▸ **Direction**
Gather every line below where "rappelé" appears.

****************************************

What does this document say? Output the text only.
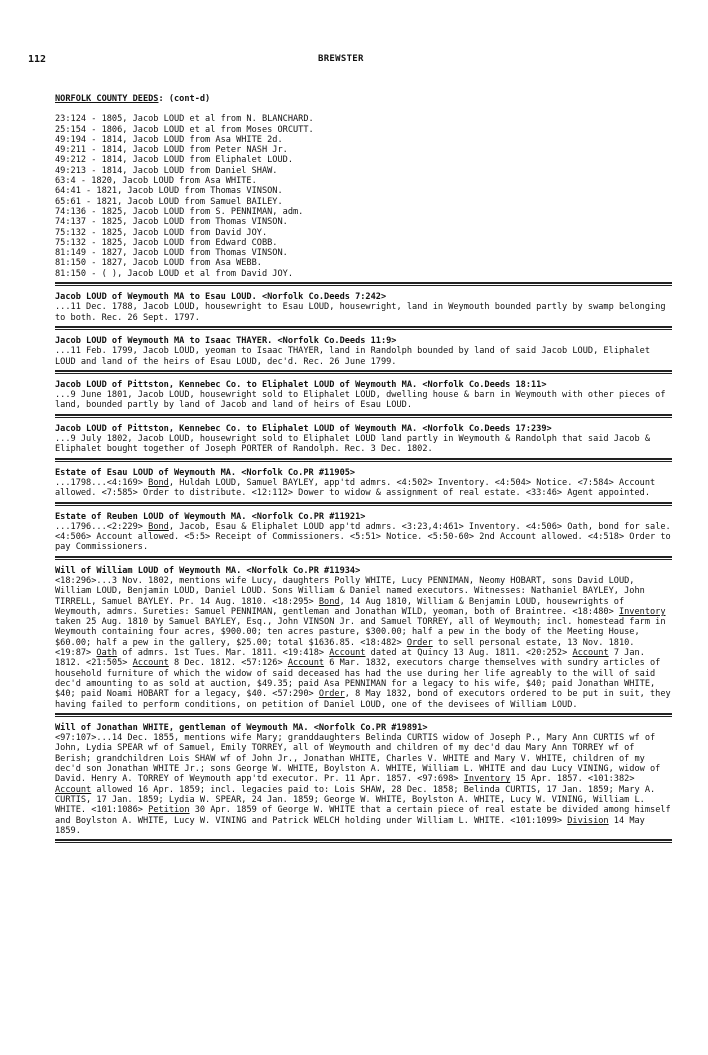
112	BREWSTER
NORFOLK COUNTY DEEDS: (cont-d)
23:124 - 1805, Jacob LOUD et al from N. BLANCHARD.
25:154 - 1806, Jacob LOUD et al from Moses ORCUTT.
49:194 - 1814, Jacob LOUD from Asa WHITE 2d.
49:211 - 1814, Jacob LOUD from Peter NASH Jr.
49:212 - 1814, Jacob LOUD from Eliphalet LOUD.
49:213 - 1814, Jacob LOUD from Daniel SHAW.
63:4 - 1820, Jacob LOUD from Asa WHITE.
64:41 - 1821, Jacob LOUD from Thomas VINSON.
65:61 - 1821, Jacob LOUD from Samuel BAILEY.
74:136 - 1825, Jacob LOUD from S. PENNIMAN, adm.
74:137 - 1825, Jacob LOUD from Thomas VINSON.
75:132 - 1825, Jacob LOUD from David JOY.
75:132 - 1825, Jacob LOUD from Edward COBB.
81:149 - 1827, Jacob LOUD from Thomas VINSON.
81:150 - 1827, Jacob LOUD from Asa WEBB.
81:150 - ( ), Jacob LOUD et al from David JOY.

Jacob LOUD of Weymouth MA to Esau LOUD. <Norfolk Co.Deeds 7:242>
...11 Dec. 1788, Jacob LOUD, housewright to Esau LOUD, housewright, land in Weymouth bounded partly by swamp belonging to both. Rec. 26 Sept. 1797.

Jacob LOUD of Weymouth MA to Isaac THAYER. <Norfolk Co.Deeds 11:9>
...11 Feb. 1799, Jacob LOUD, yeoman to Isaac THAYER, land in Randolph bounded by land of said Jacob LOUD, Eliphalet LOUD and land of the heirs of Esau LOUD, dec'd. Rec. 26 June 1799.

Jacob LOUD of Pittston, Kennebec Co. to Eliphalet LOUD of Weymouth MA. <Norfolk Co.Deeds 18:11>
...9 June 1801, Jacob LOUD, housewright sold to Eliphalet LOUD, dwelling house & barn in Weymouth with other pieces of land, bounded partly by land of Jacob and land of heirs of Esau LOUD.

Jacob LOUD of Pittston, Kennebec Co. to Eliphalet LOUD of Weymouth MA. <Norfolk Co.Deeds 17:239>
...9 July 1802, Jacob LOUD, housewright sold to Eliphalet LOUD land partly in Weymouth & Randolph that said Jacob & Eliphalet bought together of Joseph PORTER of Randolph. Rec. 3 Dec. 1802.

Estate of Esau LOUD of Weymouth MA. <Norfolk Co.PR #11905>
...1798...<4:169> Bond, Huldah LOUD, Samuel BAYLEY, app'td admrs. <4:502> Inventory. <4:504> Notice. <7:584> Account allowed. <7:585> Order to distribute. <12:112> Dower to widow & assignment of real estate. <33:46> Agent appointed.

Estate of Reuben LOUD of Weymouth MA. <Norfolk Co.PR #11921>
...1796...<2:229> Bond, Jacob, Esau & Eliphalet LOUD app'td admrs. <3:23,4:461> Inventory. <4:506> Oath, bond for sale. <4:506> Account allowed. <5:5> Receipt of Commissioners. <5:51> Notice. <5:50-60> 2nd Account allowed. <4:518> Order to pay Commissioners.

Will of William LOUD of Weymouth MA. <Norfolk Co.PR #11934>
<18:296>...3 Nov. 1802, mentions wife Lucy, daughters Polly WHITE, Lucy PENNIMAN, Neomy HOBART, sons David LOUD, William LOUD, Benjamin LOUD, Daniel LOUD. Sons William & Daniel named executors. Witnesses: Nathaniel BAYLEY, John TIRRELL, Samuel BAYLEY. Pr. 14 Aug. 1810. <18:295> Bond, 14 Aug 1810, William & Benjamin LOUD, housewrights of Weymouth, admrs. Sureties: Samuel PENNIMAN, gentleman and Jonathan WILD, yeoman, both of Braintree. <18:480> Inventory taken 25 Aug. 1810 by Samuel BAYLEY, Esq., John VINSON Jr. and Samuel TORREY, all of Weymouth; incl. homestead farm in Weymouth containing four acres, $900.00; ten acres pasture, $300.00; half a pew in the body of the Meeting House, $60.00; half a pew in the gallery, $25.00; total $1636.85. <18:482> Order to sell personal estate, 13 Nov. 1810. <19:87> Oath of admrs. 1st Tues. Mar. 1811. <19:418> Account dated at Quincy 13 Aug. 1811. <20:252> Account 7 Jan. 1812. <21:505> Account 8 Dec. 1812. <57:126> Account 6 Mar. 1832, executors charge themselves with sundry articles of household furniture of which the widow of said deceased has had the use during her life agreably to the will of said dec'd amounting to as sold at auction, $49.35; paid Asa PENNIMAN for a legacy to his wife, $40; paid Jonathan WHITE, $40; paid Noami HOBART for a legacy, $40. <57:290> Order, 8 May 1832, bond of executors ordered to be put in suit, they having failed to perform conditions, on petition of Daniel LOUD, one of the devisees of William LOUD.

Will of Jonathan WHITE, gentleman of Weymouth MA. <Norfolk Co.PR #19891>
<97:107>...14 Dec. 1855, mentions wife Mary; granddaughters Belinda CURTIS widow of Joseph P., Mary Ann CURTIS wf of John, Lydia SPEAR wf of Samuel, Emily TORREY, all of Weymouth and children of my dec'd dau Mary Ann TORREY wf of Berish; grandchildren Lois SHAW wf of John Jr., Jonathan WHITE, Charles V. WHITE and Mary V. WHITE, children of my dec'd son Jonathan WHITE Jr.; sons George W. WHITE, Boylston A. WHITE, William L. WHITE and dau Lucy VINING, widow of David. Henry A. TORREY of Weymouth app'td executor. Pr. 11 Apr. 1857. <97:698> Inventory 15 Apr. 1857. <101:382> Account allowed 16 Apr. 1859; incl. legacies paid to: Lois SHAW, 28 Dec. 1858; Belinda CURTIS, 17 Jan. 1859; Mary A. CURTIS, 17 Jan. 1859; Lydia W. SPEAR, 24 Jan. 1859; George W. WHITE, Boylston A. WHITE, Lucy W. VINING, William L. WHITE. <101:1086> Petition 30 Apr. 1859 of George W. WHITE that a certain piece of real estate be divided among himself and Boylston A. WHITE, Lucy W. VINING and Patrick WELCH holding under William L. WHITE. <101:1099> Division 14 May 1859.
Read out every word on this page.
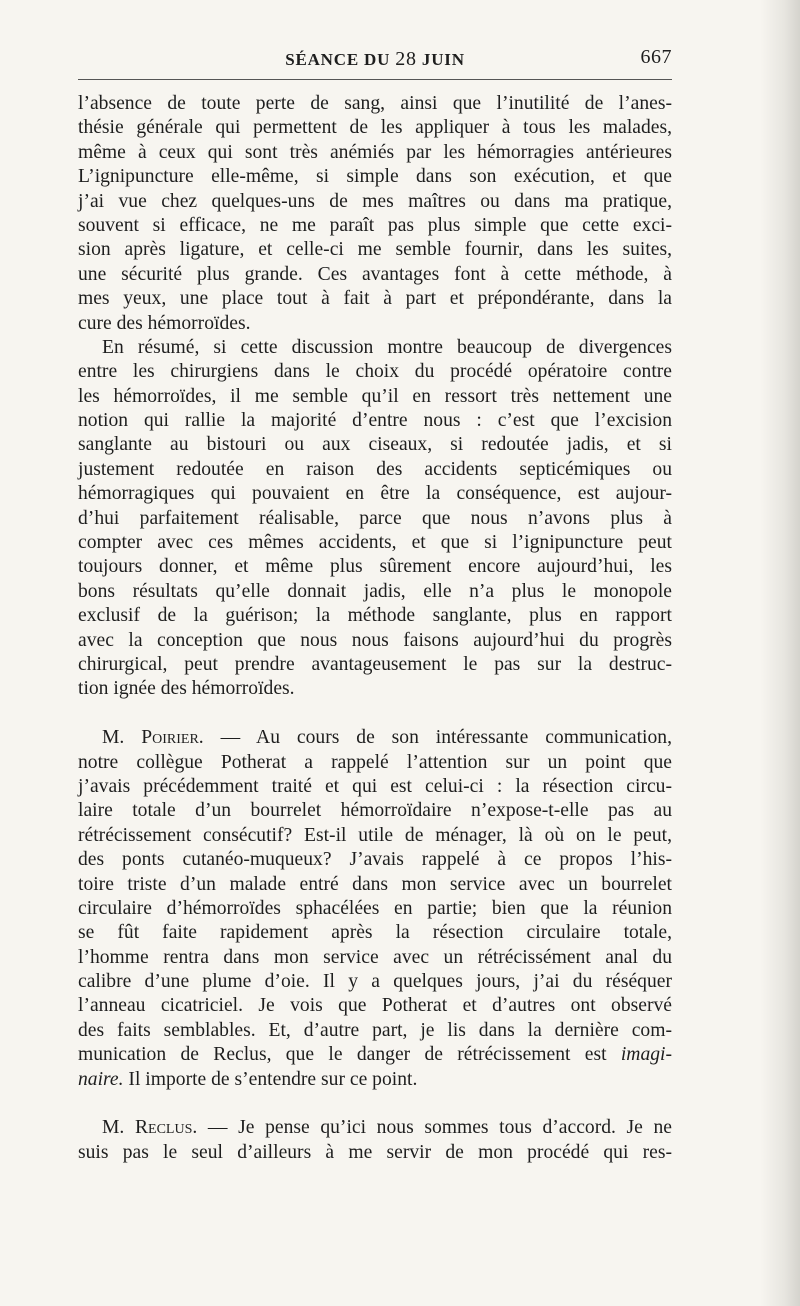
SÉANCE DU 28 JUIN	667
l’absence de toute perte de sang, ainsi que l’inutilité de l’anes-
thésie générale qui permettent de les appliquer à tous les malades,
même à ceux qui sont très anémiés par les hémorragies antérieures
L’ignipuncture elle-même, si simple dans son exécution, et que
j’ai vue chez quelques-uns de mes maîtres ou dans ma pratique,
souvent si efficace, ne me paraît pas plus simple que cette exci-
sion après ligature, et celle-ci me semble fournir, dans les suites,
une sécurité plus grande. Ces avantages font à cette méthode, à
mes yeux, une place tout à fait à part et prépondérante, dans la
cure des hémorroïdes.
En résumé, si cette discussion montre beaucoup de divergences
entre les chirurgiens dans le choix du procédé opératoire contre
les hémorroïdes, il me semble qu’il en ressort très nettement une
notion qui rallie la majorité d’entre nous : c’est que l’excision
sanglante au bistouri ou aux ciseaux, si redoutée jadis, et si
justement redoutée en raison des accidents septicémiques ou
hémorragiques qui pouvaient en être la conséquence, est aujour-
d’hui parfaitement réalisable, parce que nous n’avons plus à
compter avec ces mêmes accidents, et que si l’ignipuncture peut
toujours donner, et même plus sûrement encore aujourd’hui, les
bons résultats qu’elle donnait jadis, elle n’a plus le monopole
exclusif de la guérison; la méthode sanglante, plus en rapport
avec la conception que nous nous faisons aujourd’hui du progrès
chirurgical, peut prendre avantageusement le pas sur la destruc-
tion ignée des hémorroïdes.
M. Poirier. — Au cours de son intéressante communication,
notre collègue Potherat a rappelé l’attention sur un point que
j’avais précédemment traité et qui est celui-ci : la résection circu-
laire totale d’un bourrelet hémorroïdaire n’expose-t-elle pas au
rétrécissement consécutif? Est-il utile de ménager, là où on le peut,
des ponts cutanéo-muqueux? J’avais rappelé à ce propos l’his-
toire triste d’un malade entré dans mon service avec un bourrelet
circulaire d’hémorroïdes sphacélées en partie; bien que la réunion
se fût faite rapidement après la résection circulaire totale,
l’homme rentra dans mon service avec un rétrécissément anal du
calibre d’une plume d’oie. Il y a quelques jours, j’ai du réséquer
l’anneau cicatriciel. Je vois que Potherat et d’autres ont observé
des faits semblables. Et, d’autre part, je lis dans la dernière com-
munication de Reclus, que le danger de rétrécissement est imagi-
naire. Il importe de s’entendre sur ce point.
M. Reclus. — Je pense qu’ici nous sommes tous d’accord. Je ne
suis pas le seul d’ailleurs à me servir de mon procédé qui res-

****************************************

▸ **Expected answer**
notre collègue Potherat a rappelé l’attention sur un point que
des ponts cutanéo-muqueux? J’avais rappelé à ce propos l’his-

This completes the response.